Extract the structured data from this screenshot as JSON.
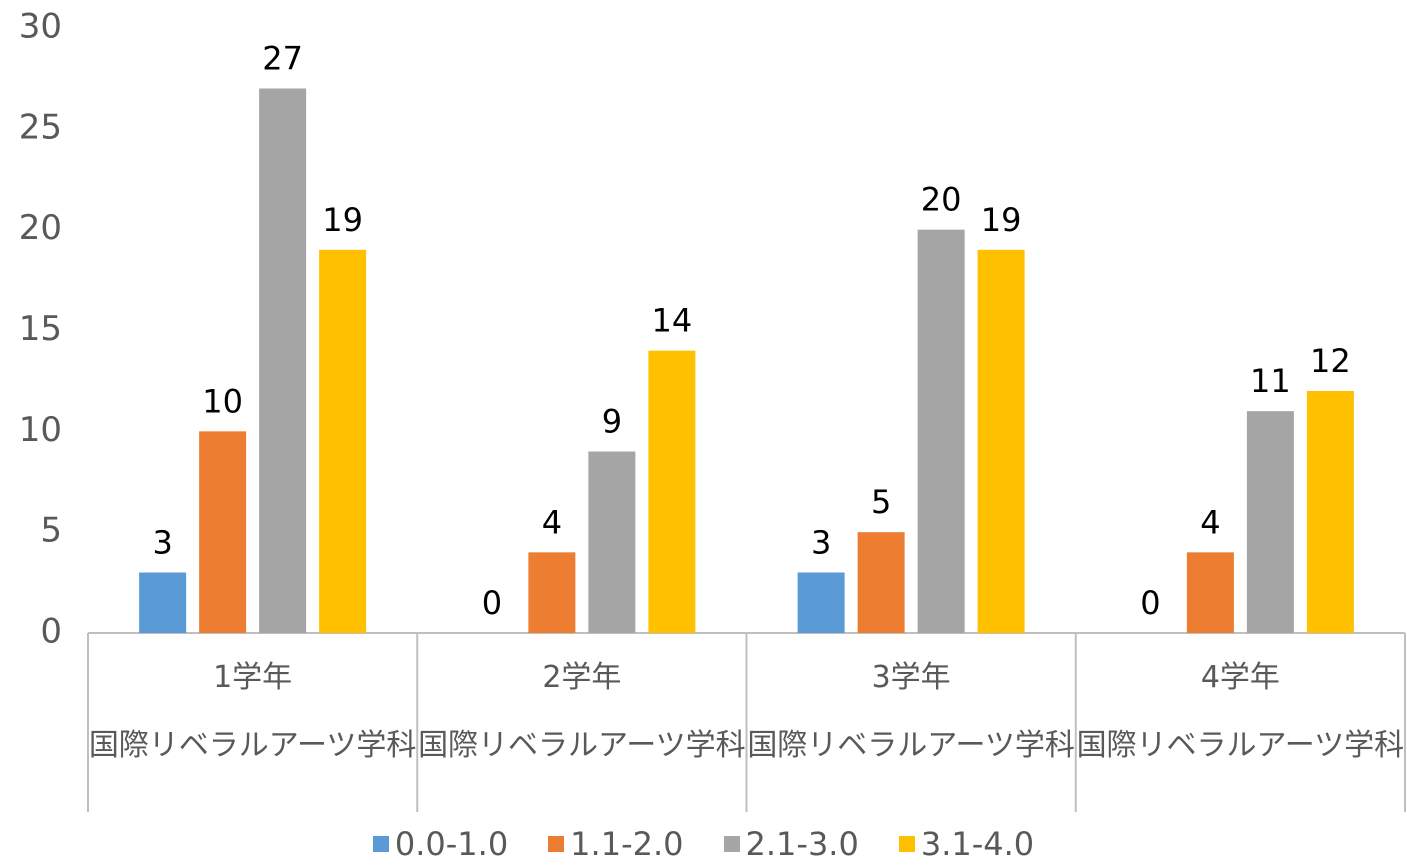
{
  "chart_data": {
    "type": "bar",
    "categories": [
      "1学年",
      "2学年",
      "3学年",
      "4学年"
    ],
    "subcategories": [
      "国際リベラルアーツ学科",
      "国際リベラルアーツ学科",
      "国際リベラルアーツ学科",
      "国際リベラルアーツ学科"
    ],
    "series": [
      {
        "name": "0.0-1.0",
        "color": "#5b9bd5",
        "values": [
          3,
          0,
          3,
          0
        ]
      },
      {
        "name": "1.1-2.0",
        "color": "#ed7d31",
        "values": [
          10,
          4,
          5,
          4
        ]
      },
      {
        "name": "2.1-3.0",
        "color": "#a5a5a5",
        "values": [
          27,
          9,
          20,
          11
        ]
      },
      {
        "name": "3.1-4.0",
        "color": "#ffc000",
        "values": [
          19,
          14,
          19,
          12
        ]
      }
    ],
    "ylim": [
      0,
      30
    ],
    "yticks": [
      0,
      5,
      10,
      15,
      20,
      25,
      30
    ],
    "grid": false,
    "legend": "bottom"
  }
}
===============
- SET TASK -
Your task is to gather all lines from the entries above that hold the word "color".

- TASK SOLUTION -
        "color": "#5b9bd5",
        "color": "#ed7d31",
        "color": "#a5a5a5",
        "color": "#ffc000",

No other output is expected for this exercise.